§ DATASET:

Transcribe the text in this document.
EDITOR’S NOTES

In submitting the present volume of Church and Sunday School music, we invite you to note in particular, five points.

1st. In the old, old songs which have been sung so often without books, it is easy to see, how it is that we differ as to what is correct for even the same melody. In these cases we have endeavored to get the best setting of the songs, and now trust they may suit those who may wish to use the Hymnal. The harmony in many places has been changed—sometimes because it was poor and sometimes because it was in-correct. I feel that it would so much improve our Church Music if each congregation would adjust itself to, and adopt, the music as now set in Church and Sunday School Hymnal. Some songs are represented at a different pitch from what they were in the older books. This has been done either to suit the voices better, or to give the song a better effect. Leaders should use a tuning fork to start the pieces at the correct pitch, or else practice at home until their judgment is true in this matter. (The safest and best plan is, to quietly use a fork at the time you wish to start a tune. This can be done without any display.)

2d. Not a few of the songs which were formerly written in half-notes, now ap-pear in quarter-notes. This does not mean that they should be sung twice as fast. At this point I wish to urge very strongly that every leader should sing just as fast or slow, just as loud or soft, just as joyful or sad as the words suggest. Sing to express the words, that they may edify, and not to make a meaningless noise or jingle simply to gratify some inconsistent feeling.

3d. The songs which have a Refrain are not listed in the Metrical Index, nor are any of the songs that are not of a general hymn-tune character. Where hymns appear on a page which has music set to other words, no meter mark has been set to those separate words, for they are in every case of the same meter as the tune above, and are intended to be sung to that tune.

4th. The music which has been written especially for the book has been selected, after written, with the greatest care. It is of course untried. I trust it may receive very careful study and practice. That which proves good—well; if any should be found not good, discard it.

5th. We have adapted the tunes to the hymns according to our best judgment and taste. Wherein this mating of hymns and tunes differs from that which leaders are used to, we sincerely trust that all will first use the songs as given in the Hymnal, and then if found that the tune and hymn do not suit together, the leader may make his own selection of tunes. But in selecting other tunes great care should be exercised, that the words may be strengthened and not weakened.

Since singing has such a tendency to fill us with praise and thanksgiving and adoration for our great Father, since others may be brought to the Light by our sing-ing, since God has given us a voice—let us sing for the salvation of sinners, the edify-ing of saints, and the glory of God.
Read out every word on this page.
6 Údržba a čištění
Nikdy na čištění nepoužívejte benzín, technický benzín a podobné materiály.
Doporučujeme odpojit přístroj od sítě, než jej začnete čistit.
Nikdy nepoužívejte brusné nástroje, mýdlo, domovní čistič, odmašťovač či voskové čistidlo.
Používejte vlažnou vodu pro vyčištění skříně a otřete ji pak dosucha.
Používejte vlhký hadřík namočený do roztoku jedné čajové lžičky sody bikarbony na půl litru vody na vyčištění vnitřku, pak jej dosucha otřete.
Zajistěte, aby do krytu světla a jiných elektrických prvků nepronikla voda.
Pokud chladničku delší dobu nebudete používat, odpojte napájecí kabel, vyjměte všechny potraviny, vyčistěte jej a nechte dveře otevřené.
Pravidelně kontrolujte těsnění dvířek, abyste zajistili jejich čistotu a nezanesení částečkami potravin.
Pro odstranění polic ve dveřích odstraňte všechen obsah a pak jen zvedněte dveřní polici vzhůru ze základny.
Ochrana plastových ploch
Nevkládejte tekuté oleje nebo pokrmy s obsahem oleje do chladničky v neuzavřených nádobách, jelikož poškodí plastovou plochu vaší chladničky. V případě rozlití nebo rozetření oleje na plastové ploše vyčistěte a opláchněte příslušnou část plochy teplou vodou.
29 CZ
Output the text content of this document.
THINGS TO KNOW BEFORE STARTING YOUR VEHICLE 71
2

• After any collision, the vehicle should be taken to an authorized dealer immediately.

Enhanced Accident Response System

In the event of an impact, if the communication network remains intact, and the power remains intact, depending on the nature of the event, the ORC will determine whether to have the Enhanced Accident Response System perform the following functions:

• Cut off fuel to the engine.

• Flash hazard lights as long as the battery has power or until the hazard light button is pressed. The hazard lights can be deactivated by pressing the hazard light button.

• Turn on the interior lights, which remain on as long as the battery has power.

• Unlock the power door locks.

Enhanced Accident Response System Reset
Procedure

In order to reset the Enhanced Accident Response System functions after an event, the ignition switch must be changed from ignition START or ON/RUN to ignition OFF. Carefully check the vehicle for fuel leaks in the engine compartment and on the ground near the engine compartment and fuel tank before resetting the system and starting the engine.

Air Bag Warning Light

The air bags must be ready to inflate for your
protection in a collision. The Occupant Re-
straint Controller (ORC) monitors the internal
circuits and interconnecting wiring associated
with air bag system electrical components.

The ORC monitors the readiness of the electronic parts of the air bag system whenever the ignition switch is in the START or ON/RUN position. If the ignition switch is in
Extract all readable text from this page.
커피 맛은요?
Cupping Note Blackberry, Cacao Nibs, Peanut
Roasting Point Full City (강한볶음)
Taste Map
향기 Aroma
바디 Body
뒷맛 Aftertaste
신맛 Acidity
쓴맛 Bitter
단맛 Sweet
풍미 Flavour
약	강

§ GOAL: Restate the data above word for word.

§ SOLVED PROBLEM:
Transcribe the text in this document.
EDITOR’S NOTES

In submitting the present volume of Church and Sunday School music, we invite you to note in particular, five points.

1st. In the old, old songs which have been sung so often without books, it is easy to see, how it is that we differ as to what is correct for even the same melody. In these cases we have endeavored to get the best setting of the songs, and now trust they may suit those who may wish to use the Hymnal. The harmony in many places has been changed—sometimes because it was poor and sometimes because it was in-correct. I feel that it would so much improve our Church Music if each congregation would adjust itself to, and adopt, the music as now set in Church and Sunday School Hymnal. Some songs are represented at a different pitch from what they were in the older books. This has been done either to suit the voices better, or to give the song a better effect. Leaders should use a tuning fork to start the pieces at the correct pitch, or else practice at home until their judgment is true in this matter. (The safest and best plan is, to quietly use a fork at the time you wish to start a tune. This can be done without any display.)

2d. Not a few of the songs which were formerly written in half-notes, now ap-pear in quarter-notes. This does not mean that they should be sung twice as fast. At this point I wish to urge very strongly that every leader should sing just as fast or slow, just as loud or soft, just as joyful or sad as the words suggest. Sing to express the words, that they may edify, and not to make a meaningless noise or jingle simply to gratify some inconsistent feeling.

3d. The songs which have a Refrain are not listed in the Metrical Index, nor are any of the songs that are not of a general hymn-tune character. Where hymns appear on a page which has music set to other words, no meter mark has been set to those separate words, for they are in every case of the same meter as the tune above, and are intended to be sung to that tune.

4th. The music which has been written especially for the book has been selected, after written, with the greatest care. It is of course untried. I trust it may receive very careful study and practice. That which proves good—well; if any should be found not good, discard it.

5th. We have adapted the tunes to the hymns according to our best judgment and taste. Wherein this mating of hymns and tunes differs from that which leaders are used to, we sincerely trust that all will first use the songs as given in the Hymnal, and then if found that the tune and hymn do not suit together, the leader may make his own selection of tunes. But in selecting other tunes great care should be exercised, that the words may be strengthened and not weakened.

Since singing has such a tendency to fill us with praise and thanksgiving and adoration for our great Father, since others may be brought to the Light by our sing-ing, since God has given us a voice—let us sing for the salvation of sinners, the edify-ing of saints, and the glory of God.
Read out every word on this page.
6 Údržba a čištění
Nikdy na čištění nepoužívejte benzín, technický benzín a podobné materiály.
Doporučujeme odpojit přístroj od sítě, než jej začnete čistit.
Nikdy nepoužívejte brusné nástroje, mýdlo, domovní čistič, odmašťovač či voskové čistidlo.
Používejte vlažnou vodu pro vyčištění skříně a otřete ji pak dosucha.
Používejte vlhký hadřík namočený do roztoku jedné čajové lžičky sody bikarbony na půl litru vody na vyčištění vnitřku, pak jej dosucha otřete.
Zajistěte, aby do krytu světla a jiných elektrických prvků nepronikla voda.
Pokud chladničku delší dobu nebudete používat, odpojte napájecí kabel, vyjměte všechny potraviny, vyčistěte jej a nechte dveře otevřené.
Pravidelně kontrolujte těsnění dvířek, abyste zajistili jejich čistotu a nezanesení částečkami potravin.
Pro odstranění polic ve dveřích odstraňte všechen obsah a pak jen zvedněte dveřní polici vzhůru ze základny.
Ochrana plastových ploch
Nevkládejte tekuté oleje nebo pokrmy s obsahem oleje do chladničky v neuzavřených nádobách, jelikož poškodí plastovou plochu vaší chladničky. V případě rozlití nebo rozetření oleje na plastové ploše vyčistěte a opláchněte příslušnou část plochy teplou vodou.
29 CZ
Output the text content of this document.
THINGS TO KNOW BEFORE STARTING YOUR VEHICLE 71
2

• After any collision, the vehicle should be taken to an authorized dealer immediately.

Enhanced Accident Response System

In the event of an impact, if the communication network remains intact, and the power remains intact, depending on the nature of the event, the ORC will determine whether to have the Enhanced Accident Response System perform the following functions:

• Cut off fuel to the engine.

• Flash hazard lights as long as the battery has power or until the hazard light button is pressed. The hazard lights can be deactivated by pressing the hazard light button.

• Turn on the interior lights, which remain on as long as the battery has power.

• Unlock the power door locks.

Enhanced Accident Response System Reset
Procedure

In order to reset the Enhanced Accident Response System functions after an event, the ignition switch must be changed from ignition START or ON/RUN to ignition OFF. Carefully check the vehicle for fuel leaks in the engine compartment and on the ground near the engine compartment and fuel tank before resetting the system and starting the engine.

Air Bag Warning Light

The air bags must be ready to inflate for your
protection in a collision. The Occupant Re-
straint Controller (ORC) monitors the internal
circuits and interconnecting wiring associated
with air bag system electrical components.

The ORC monitors the readiness of the electronic parts of the air bag system whenever the ignition switch is in the START or ON/RUN position. If the ignition switch is in
Extract all readable text from this page.
커피 맛은요?
Cupping Note Blackberry, Cacao Nibs, Peanut
Roasting Point Full City (강한볶음)
Taste Map
향기 Aroma
바디 Body
뒷맛 Aftertaste
신맛 Acidity
쓴맛 Bitter
단맛 Sweet
풍미 Flavour
약	강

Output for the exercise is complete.